:: Material to process
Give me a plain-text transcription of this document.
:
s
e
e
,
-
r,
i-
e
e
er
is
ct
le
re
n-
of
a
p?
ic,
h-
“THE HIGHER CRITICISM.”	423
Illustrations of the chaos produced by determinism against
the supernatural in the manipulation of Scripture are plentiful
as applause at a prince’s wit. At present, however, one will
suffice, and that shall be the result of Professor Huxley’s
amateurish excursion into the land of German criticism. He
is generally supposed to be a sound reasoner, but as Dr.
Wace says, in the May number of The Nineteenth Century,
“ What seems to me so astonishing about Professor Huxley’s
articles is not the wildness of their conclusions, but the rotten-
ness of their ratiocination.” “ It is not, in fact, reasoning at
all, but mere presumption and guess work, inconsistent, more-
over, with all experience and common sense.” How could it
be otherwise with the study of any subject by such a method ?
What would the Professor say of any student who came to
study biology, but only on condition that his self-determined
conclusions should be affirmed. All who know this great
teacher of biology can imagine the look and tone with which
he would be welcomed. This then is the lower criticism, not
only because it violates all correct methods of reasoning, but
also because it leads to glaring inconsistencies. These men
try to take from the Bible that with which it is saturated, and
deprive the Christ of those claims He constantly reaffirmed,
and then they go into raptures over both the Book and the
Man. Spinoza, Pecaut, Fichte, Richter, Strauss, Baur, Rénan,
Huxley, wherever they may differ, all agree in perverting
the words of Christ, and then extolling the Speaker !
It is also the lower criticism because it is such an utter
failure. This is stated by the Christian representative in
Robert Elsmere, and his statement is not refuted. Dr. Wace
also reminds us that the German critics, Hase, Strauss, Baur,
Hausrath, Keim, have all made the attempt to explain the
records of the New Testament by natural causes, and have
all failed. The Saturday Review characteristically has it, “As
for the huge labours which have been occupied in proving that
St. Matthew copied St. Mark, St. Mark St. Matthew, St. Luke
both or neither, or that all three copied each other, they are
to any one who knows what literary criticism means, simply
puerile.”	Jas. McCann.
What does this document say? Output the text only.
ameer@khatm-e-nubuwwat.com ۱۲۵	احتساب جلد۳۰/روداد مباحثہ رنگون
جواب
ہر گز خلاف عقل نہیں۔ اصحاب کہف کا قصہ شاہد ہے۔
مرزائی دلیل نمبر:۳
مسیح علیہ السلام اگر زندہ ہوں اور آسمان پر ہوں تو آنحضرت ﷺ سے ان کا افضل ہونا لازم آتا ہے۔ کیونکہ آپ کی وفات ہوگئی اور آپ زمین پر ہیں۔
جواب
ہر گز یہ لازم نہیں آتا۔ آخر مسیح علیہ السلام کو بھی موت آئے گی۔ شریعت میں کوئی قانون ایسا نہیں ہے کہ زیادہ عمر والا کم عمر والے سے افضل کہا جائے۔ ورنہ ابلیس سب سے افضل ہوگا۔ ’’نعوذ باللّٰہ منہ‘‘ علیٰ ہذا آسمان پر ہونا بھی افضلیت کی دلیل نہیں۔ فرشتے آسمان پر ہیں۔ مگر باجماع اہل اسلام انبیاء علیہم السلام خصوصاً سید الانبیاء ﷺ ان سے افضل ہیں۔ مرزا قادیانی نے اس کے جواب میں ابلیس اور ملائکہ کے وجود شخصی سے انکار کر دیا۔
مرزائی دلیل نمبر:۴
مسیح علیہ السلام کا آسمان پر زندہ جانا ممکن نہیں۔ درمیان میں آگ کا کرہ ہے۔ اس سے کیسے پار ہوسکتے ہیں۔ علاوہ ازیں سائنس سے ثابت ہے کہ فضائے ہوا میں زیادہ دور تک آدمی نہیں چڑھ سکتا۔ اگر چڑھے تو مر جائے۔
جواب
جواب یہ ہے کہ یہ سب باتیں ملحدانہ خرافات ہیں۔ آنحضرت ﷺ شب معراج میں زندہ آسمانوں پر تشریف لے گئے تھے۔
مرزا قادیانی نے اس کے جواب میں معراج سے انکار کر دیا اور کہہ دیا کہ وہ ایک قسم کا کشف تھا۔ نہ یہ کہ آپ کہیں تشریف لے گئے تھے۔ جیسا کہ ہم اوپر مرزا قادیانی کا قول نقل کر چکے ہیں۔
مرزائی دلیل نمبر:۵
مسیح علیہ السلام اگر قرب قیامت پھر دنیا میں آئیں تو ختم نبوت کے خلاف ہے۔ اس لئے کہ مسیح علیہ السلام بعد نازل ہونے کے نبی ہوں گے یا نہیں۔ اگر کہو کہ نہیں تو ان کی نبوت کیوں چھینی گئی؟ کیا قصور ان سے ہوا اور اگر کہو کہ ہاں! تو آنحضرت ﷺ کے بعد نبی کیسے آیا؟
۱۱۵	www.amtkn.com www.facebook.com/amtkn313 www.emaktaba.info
::::
What to do: Write the material out again word for word.

Solution:
Give me a plain-text transcription of this document.
:
s
e
e
,
-
r,
i-
e
e
er
is
ct
le
re
n-
of
a
p?
ic,
h-
“THE HIGHER CRITICISM.”	423
Illustrations of the chaos produced by determinism against
the supernatural in the manipulation of Scripture are plentiful
as applause at a prince’s wit. At present, however, one will
suffice, and that shall be the result of Professor Huxley’s
amateurish excursion into the land of German criticism. He
is generally supposed to be a sound reasoner, but as Dr.
Wace says, in the May number of The Nineteenth Century,
“ What seems to me so astonishing about Professor Huxley’s
articles is not the wildness of their conclusions, but the rotten-
ness of their ratiocination.” “ It is not, in fact, reasoning at
all, but mere presumption and guess work, inconsistent, more-
over, with all experience and common sense.” How could it
be otherwise with the study of any subject by such a method ?
What would the Professor say of any student who came to
study biology, but only on condition that his self-determined
conclusions should be affirmed. All who know this great
teacher of biology can imagine the look and tone with which
he would be welcomed. This then is the lower criticism, not
only because it violates all correct methods of reasoning, but
also because it leads to glaring inconsistencies. These men
try to take from the Bible that with which it is saturated, and
deprive the Christ of those claims He constantly reaffirmed,
and then they go into raptures over both the Book and the
Man. Spinoza, Pecaut, Fichte, Richter, Strauss, Baur, Rénan,
Huxley, wherever they may differ, all agree in perverting
the words of Christ, and then extolling the Speaker !
It is also the lower criticism because it is such an utter
failure. This is stated by the Christian representative in
Robert Elsmere, and his statement is not refuted. Dr. Wace
also reminds us that the German critics, Hase, Strauss, Baur,
Hausrath, Keim, have all made the attempt to explain the
records of the New Testament by natural causes, and have
all failed. The Saturday Review characteristically has it, “As
for the huge labours which have been occupied in proving that
St. Matthew copied St. Mark, St. Mark St. Matthew, St. Luke
both or neither, or that all three copied each other, they are
to any one who knows what literary criticism means, simply
puerile.”	Jas. McCann.
What does this document say? Output the text only.
ameer@khatm-e-nubuwwat.com ۱۲۵	احتساب جلد۳۰/روداد مباحثہ رنگون
جواب
ہر گز خلاف عقل نہیں۔ اصحاب کہف کا قصہ شاہد ہے۔
مرزائی دلیل نمبر:۳
مسیح علیہ السلام اگر زندہ ہوں اور آسمان پر ہوں تو آنحضرت ﷺ سے ان کا افضل ہونا لازم آتا ہے۔ کیونکہ آپ کی وفات ہوگئی اور آپ زمین پر ہیں۔
جواب
ہر گز یہ لازم نہیں آتا۔ آخر مسیح علیہ السلام کو بھی موت آئے گی۔ شریعت میں کوئی قانون ایسا نہیں ہے کہ زیادہ عمر والا کم عمر والے سے افضل کہا جائے۔ ورنہ ابلیس سب سے افضل ہوگا۔ ’’نعوذ باللّٰہ منہ‘‘ علیٰ ہذا آسمان پر ہونا بھی افضلیت کی دلیل نہیں۔ فرشتے آسمان پر ہیں۔ مگر باجماع اہل اسلام انبیاء علیہم السلام خصوصاً سید الانبیاء ﷺ ان سے افضل ہیں۔ مرزا قادیانی نے اس کے جواب میں ابلیس اور ملائکہ کے وجود شخصی سے انکار کر دیا۔
مرزائی دلیل نمبر:۴
مسیح علیہ السلام کا آسمان پر زندہ جانا ممکن نہیں۔ درمیان میں آگ کا کرہ ہے۔ اس سے کیسے پار ہوسکتے ہیں۔ علاوہ ازیں سائنس سے ثابت ہے کہ فضائے ہوا میں زیادہ دور تک آدمی نہیں چڑھ سکتا۔ اگر چڑھے تو مر جائے۔
جواب
جواب یہ ہے کہ یہ سب باتیں ملحدانہ خرافات ہیں۔ آنحضرت ﷺ شب معراج میں زندہ آسمانوں پر تشریف لے گئے تھے۔
مرزا قادیانی نے اس کے جواب میں معراج سے انکار کر دیا اور کہہ دیا کہ وہ ایک قسم کا کشف تھا۔ نہ یہ کہ آپ کہیں تشریف لے گئے تھے۔ جیسا کہ ہم اوپر مرزا قادیانی کا قول نقل کر چکے ہیں۔
مرزائی دلیل نمبر:۵
مسیح علیہ السلام اگر قرب قیامت پھر دنیا میں آئیں تو ختم نبوت کے خلاف ہے۔ اس لئے کہ مسیح علیہ السلام بعد نازل ہونے کے نبی ہوں گے یا نہیں۔ اگر کہو کہ نہیں تو ان کی نبوت کیوں چھینی گئی؟ کیا قصور ان سے ہوا اور اگر کہو کہ ہاں! تو آنحضرت ﷺ کے بعد نبی کیسے آیا؟
۱۱۵	www.amtkn.com www.facebook.com/amtkn313 www.emaktaba.info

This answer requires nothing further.